▸ **Task brief**
Every record below should be transcribed exactly. Omit the images.

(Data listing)
== == ==

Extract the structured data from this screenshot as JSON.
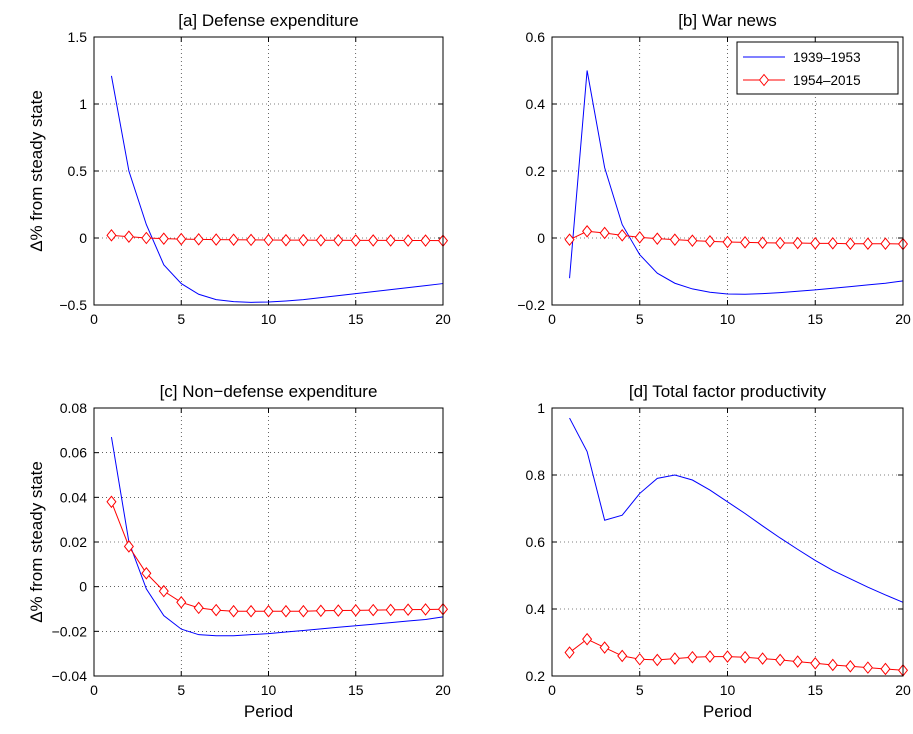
{
  "figure": {
    "ylabel_left": "Δ% from steady state",
    "xlabel_bottom": "Period"
  },
  "legend": {
    "entries": [
      {
        "label": "1939–1953",
        "color": "#0000ff",
        "marker": "none"
      },
      {
        "label": "1954–2015",
        "color": "#ff0000",
        "marker": "diamond"
      }
    ],
    "placement": "top-right of panel b"
  },
  "chart_data": [
    {
      "type": "line",
      "title": "[a] Defense expenditure",
      "xlim": [
        0,
        20
      ],
      "ylim": [
        -0.5,
        1.5
      ],
      "xticks": [
        0,
        5,
        10,
        15,
        20
      ],
      "xtick_labels": [
        "0",
        "5",
        "10",
        "15",
        "20"
      ],
      "yticks": [
        -0.5,
        0,
        0.5,
        1,
        1.5
      ],
      "ytick_labels": [
        "−0.5",
        "0",
        "0.5",
        "1",
        "1.5"
      ],
      "grid": true,
      "xlabel": "",
      "ylabel": "Δ% from steady state",
      "x": [
        1,
        2,
        3,
        4,
        5,
        6,
        7,
        8,
        9,
        10,
        11,
        12,
        13,
        14,
        15,
        16,
        17,
        18,
        19,
        20
      ],
      "series": [
        {
          "name": "1939–1953",
          "color": "#0000ff",
          "marker": "none",
          "values": [
            1.21,
            0.5,
            0.1,
            -0.2,
            -0.34,
            -0.42,
            -0.46,
            -0.475,
            -0.48,
            -0.478,
            -0.47,
            -0.46,
            -0.445,
            -0.43,
            -0.415,
            -0.4,
            -0.385,
            -0.37,
            -0.355,
            -0.34
          ]
        },
        {
          "name": "1954–2015",
          "color": "#ff0000",
          "marker": "diamond",
          "values": [
            0.02,
            0.01,
            0.0,
            -0.005,
            -0.008,
            -0.01,
            -0.012,
            -0.013,
            -0.014,
            -0.015,
            -0.016,
            -0.016,
            -0.017,
            -0.017,
            -0.018,
            -0.018,
            -0.018,
            -0.019,
            -0.019,
            -0.02
          ]
        }
      ]
    },
    {
      "type": "line",
      "title": "[b] War news",
      "xlim": [
        0,
        20
      ],
      "ylim": [
        -0.2,
        0.6
      ],
      "xticks": [
        0,
        5,
        10,
        15,
        20
      ],
      "xtick_labels": [
        "0",
        "5",
        "10",
        "15",
        "20"
      ],
      "yticks": [
        -0.2,
        0,
        0.2,
        0.4,
        0.6
      ],
      "ytick_labels": [
        "−0.2",
        "0",
        "0.2",
        "0.4",
        "0.6"
      ],
      "grid": true,
      "xlabel": "",
      "ylabel": "",
      "x": [
        1,
        2,
        3,
        4,
        5,
        6,
        7,
        8,
        9,
        10,
        11,
        12,
        13,
        14,
        15,
        16,
        17,
        18,
        19,
        20
      ],
      "series": [
        {
          "name": "1939–1953",
          "color": "#0000ff",
          "marker": "none",
          "values": [
            -0.12,
            0.5,
            0.21,
            0.04,
            -0.05,
            -0.105,
            -0.135,
            -0.152,
            -0.162,
            -0.167,
            -0.168,
            -0.166,
            -0.163,
            -0.159,
            -0.155,
            -0.15,
            -0.145,
            -0.14,
            -0.135,
            -0.128
          ]
        },
        {
          "name": "1954–2015",
          "color": "#ff0000",
          "marker": "diamond",
          "values": [
            -0.005,
            0.02,
            0.015,
            0.008,
            0.002,
            -0.002,
            -0.005,
            -0.008,
            -0.01,
            -0.012,
            -0.013,
            -0.014,
            -0.015,
            -0.015,
            -0.016,
            -0.016,
            -0.017,
            -0.017,
            -0.017,
            -0.018
          ]
        }
      ]
    },
    {
      "type": "line",
      "title": "[c] Non−defense expenditure",
      "xlim": [
        0,
        20
      ],
      "ylim": [
        -0.04,
        0.08
      ],
      "xticks": [
        0,
        5,
        10,
        15,
        20
      ],
      "xtick_labels": [
        "0",
        "5",
        "10",
        "15",
        "20"
      ],
      "yticks": [
        -0.04,
        -0.02,
        0,
        0.02,
        0.04,
        0.06,
        0.08
      ],
      "ytick_labels": [
        "−0.04",
        "−0.02",
        "0",
        "0.02",
        "0.04",
        "0.06",
        "0.08"
      ],
      "grid": true,
      "xlabel": "Period",
      "ylabel": "Δ% from steady state",
      "x": [
        1,
        2,
        3,
        4,
        5,
        6,
        7,
        8,
        9,
        10,
        11,
        12,
        13,
        14,
        15,
        16,
        17,
        18,
        19,
        20
      ],
      "series": [
        {
          "name": "1939–1953",
          "color": "#0000ff",
          "marker": "none",
          "values": [
            0.067,
            0.02,
            -0.001,
            -0.013,
            -0.019,
            -0.0215,
            -0.022,
            -0.022,
            -0.0215,
            -0.021,
            -0.0203,
            -0.0196,
            -0.0189,
            -0.0182,
            -0.0175,
            -0.0168,
            -0.0161,
            -0.0154,
            -0.0147,
            -0.0135
          ]
        },
        {
          "name": "1954–2015",
          "color": "#ff0000",
          "marker": "diamond",
          "values": [
            0.038,
            0.018,
            0.006,
            -0.002,
            -0.007,
            -0.0095,
            -0.0105,
            -0.011,
            -0.011,
            -0.011,
            -0.011,
            -0.011,
            -0.0108,
            -0.0107,
            -0.0106,
            -0.0105,
            -0.0104,
            -0.0103,
            -0.0102,
            -0.0101
          ]
        }
      ]
    },
    {
      "type": "line",
      "title": "[d] Total factor productivity",
      "xlim": [
        0,
        20
      ],
      "ylim": [
        0.2,
        1
      ],
      "xticks": [
        0,
        5,
        10,
        15,
        20
      ],
      "xtick_labels": [
        "0",
        "5",
        "10",
        "15",
        "20"
      ],
      "yticks": [
        0.2,
        0.4,
        0.6,
        0.8,
        1
      ],
      "ytick_labels": [
        "0.2",
        "0.4",
        "0.6",
        "0.8",
        "1"
      ],
      "grid": true,
      "xlabel": "Period",
      "ylabel": "",
      "x": [
        1,
        2,
        3,
        4,
        5,
        6,
        7,
        8,
        9,
        10,
        11,
        12,
        13,
        14,
        15,
        16,
        17,
        18,
        19,
        20
      ],
      "series": [
        {
          "name": "1939–1953",
          "color": "#0000ff",
          "marker": "none",
          "values": [
            0.97,
            0.87,
            0.665,
            0.68,
            0.745,
            0.79,
            0.8,
            0.785,
            0.755,
            0.72,
            0.685,
            0.648,
            0.612,
            0.578,
            0.545,
            0.515,
            0.49,
            0.465,
            0.442,
            0.42
          ]
        },
        {
          "name": "1954–2015",
          "color": "#ff0000",
          "marker": "diamond",
          "values": [
            0.27,
            0.31,
            0.285,
            0.26,
            0.25,
            0.248,
            0.252,
            0.256,
            0.258,
            0.258,
            0.256,
            0.252,
            0.248,
            0.243,
            0.238,
            0.233,
            0.229,
            0.225,
            0.221,
            0.217
          ]
        }
      ]
    }
  ]
}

== == ==

▸ **Finished exercise**
Extract the structured data from this screenshot as JSON.
{
  "figure": {
    "ylabel_left": "Δ% from steady state",
    "xlabel_bottom": "Period"
  },
  "legend": {
    "entries": [
      {
        "label": "1939–1953",
        "color": "#0000ff",
        "marker": "none"
      },
      {
        "label": "1954–2015",
        "color": "#ff0000",
        "marker": "diamond"
      }
    ],
    "placement": "top-right of panel b"
  },
  "chart_data": [
    {
      "type": "line",
      "title": "[a] Defense expenditure",
      "xlim": [
        0,
        20
      ],
      "ylim": [
        -0.5,
        1.5
      ],
      "xticks": [
        0,
        5,
        10,
        15,
        20
      ],
      "xtick_labels": [
        "0",
        "5",
        "10",
        "15",
        "20"
      ],
      "yticks": [
        -0.5,
        0,
        0.5,
        1,
        1.5
      ],
      "ytick_labels": [
        "−0.5",
        "0",
        "0.5",
        "1",
        "1.5"
      ],
      "grid": true,
      "xlabel": "",
      "ylabel": "Δ% from steady state",
      "x": [
        1,
        2,
        3,
        4,
        5,
        6,
        7,
        8,
        9,
        10,
        11,
        12,
        13,
        14,
        15,
        16,
        17,
        18,
        19,
        20
      ],
      "series": [
        {
          "name": "1939–1953",
          "color": "#0000ff",
          "marker": "none",
          "values": [
            1.21,
            0.5,
            0.1,
            -0.2,
            -0.34,
            -0.42,
            -0.46,
            -0.475,
            -0.48,
            -0.478,
            -0.47,
            -0.46,
            -0.445,
            -0.43,
            -0.415,
            -0.4,
            -0.385,
            -0.37,
            -0.355,
            -0.34
          ]
        },
        {
          "name": "1954–2015",
          "color": "#ff0000",
          "marker": "diamond",
          "values": [
            0.02,
            0.01,
            0.0,
            -0.005,
            -0.008,
            -0.01,
            -0.012,
            -0.013,
            -0.014,
            -0.015,
            -0.016,
            -0.016,
            -0.017,
            -0.017,
            -0.018,
            -0.018,
            -0.018,
            -0.019,
            -0.019,
            -0.02
          ]
        }
      ]
    },
    {
      "type": "line",
      "title": "[b] War news",
      "xlim": [
        0,
        20
      ],
      "ylim": [
        -0.2,
        0.6
      ],
      "xticks": [
        0,
        5,
        10,
        15,
        20
      ],
      "xtick_labels": [
        "0",
        "5",
        "10",
        "15",
        "20"
      ],
      "yticks": [
        -0.2,
        0,
        0.2,
        0.4,
        0.6
      ],
      "ytick_labels": [
        "−0.2",
        "0",
        "0.2",
        "0.4",
        "0.6"
      ],
      "grid": true,
      "xlabel": "",
      "ylabel": "",
      "x": [
        1,
        2,
        3,
        4,
        5,
        6,
        7,
        8,
        9,
        10,
        11,
        12,
        13,
        14,
        15,
        16,
        17,
        18,
        19,
        20
      ],
      "series": [
        {
          "name": "1939–1953",
          "color": "#0000ff",
          "marker": "none",
          "values": [
            -0.12,
            0.5,
            0.21,
            0.04,
            -0.05,
            -0.105,
            -0.135,
            -0.152,
            -0.162,
            -0.167,
            -0.168,
            -0.166,
            -0.163,
            -0.159,
            -0.155,
            -0.15,
            -0.145,
            -0.14,
            -0.135,
            -0.128
          ]
        },
        {
          "name": "1954–2015",
          "color": "#ff0000",
          "marker": "diamond",
          "values": [
            -0.005,
            0.02,
            0.015,
            0.008,
            0.002,
            -0.002,
            -0.005,
            -0.008,
            -0.01,
            -0.012,
            -0.013,
            -0.014,
            -0.015,
            -0.015,
            -0.016,
            -0.016,
            -0.017,
            -0.017,
            -0.017,
            -0.018
          ]
        }
      ]
    },
    {
      "type": "line",
      "title": "[c] Non−defense expenditure",
      "xlim": [
        0,
        20
      ],
      "ylim": [
        -0.04,
        0.08
      ],
      "xticks": [
        0,
        5,
        10,
        15,
        20
      ],
      "xtick_labels": [
        "0",
        "5",
        "10",
        "15",
        "20"
      ],
      "yticks": [
        -0.04,
        -0.02,
        0,
        0.02,
        0.04,
        0.06,
        0.08
      ],
      "ytick_labels": [
        "−0.04",
        "−0.02",
        "0",
        "0.02",
        "0.04",
        "0.06",
        "0.08"
      ],
      "grid": true,
      "xlabel": "Period",
      "ylabel": "Δ% from steady state",
      "x": [
        1,
        2,
        3,
        4,
        5,
        6,
        7,
        8,
        9,
        10,
        11,
        12,
        13,
        14,
        15,
        16,
        17,
        18,
        19,
        20
      ],
      "series": [
        {
          "name": "1939–1953",
          "color": "#0000ff",
          "marker": "none",
          "values": [
            0.067,
            0.02,
            -0.001,
            -0.013,
            -0.019,
            -0.0215,
            -0.022,
            -0.022,
            -0.0215,
            -0.021,
            -0.0203,
            -0.0196,
            -0.0189,
            -0.0182,
            -0.0175,
            -0.0168,
            -0.0161,
            -0.0154,
            -0.0147,
            -0.0135
          ]
        },
        {
          "name": "1954–2015",
          "color": "#ff0000",
          "marker": "diamond",
          "values": [
            0.038,
            0.018,
            0.006,
            -0.002,
            -0.007,
            -0.0095,
            -0.0105,
            -0.011,
            -0.011,
            -0.011,
            -0.011,
            -0.011,
            -0.0108,
            -0.0107,
            -0.0106,
            -0.0105,
            -0.0104,
            -0.0103,
            -0.0102,
            -0.0101
          ]
        }
      ]
    },
    {
      "type": "line",
      "title": "[d] Total factor productivity",
      "xlim": [
        0,
        20
      ],
      "ylim": [
        0.2,
        1
      ],
      "xticks": [
        0,
        5,
        10,
        15,
        20
      ],
      "xtick_labels": [
        "0",
        "5",
        "10",
        "15",
        "20"
      ],
      "yticks": [
        0.2,
        0.4,
        0.6,
        0.8,
        1
      ],
      "ytick_labels": [
        "0.2",
        "0.4",
        "0.6",
        "0.8",
        "1"
      ],
      "grid": true,
      "xlabel": "Period",
      "ylabel": "",
      "x": [
        1,
        2,
        3,
        4,
        5,
        6,
        7,
        8,
        9,
        10,
        11,
        12,
        13,
        14,
        15,
        16,
        17,
        18,
        19,
        20
      ],
      "series": [
        {
          "name": "1939–1953",
          "color": "#0000ff",
          "marker": "none",
          "values": [
            0.97,
            0.87,
            0.665,
            0.68,
            0.745,
            0.79,
            0.8,
            0.785,
            0.755,
            0.72,
            0.685,
            0.648,
            0.612,
            0.578,
            0.545,
            0.515,
            0.49,
            0.465,
            0.442,
            0.42
          ]
        },
        {
          "name": "1954–2015",
          "color": "#ff0000",
          "marker": "diamond",
          "values": [
            0.27,
            0.31,
            0.285,
            0.26,
            0.25,
            0.248,
            0.252,
            0.256,
            0.258,
            0.258,
            0.256,
            0.252,
            0.248,
            0.243,
            0.238,
            0.233,
            0.229,
            0.225,
            0.221,
            0.217
          ]
        }
      ]
    }
  ]
}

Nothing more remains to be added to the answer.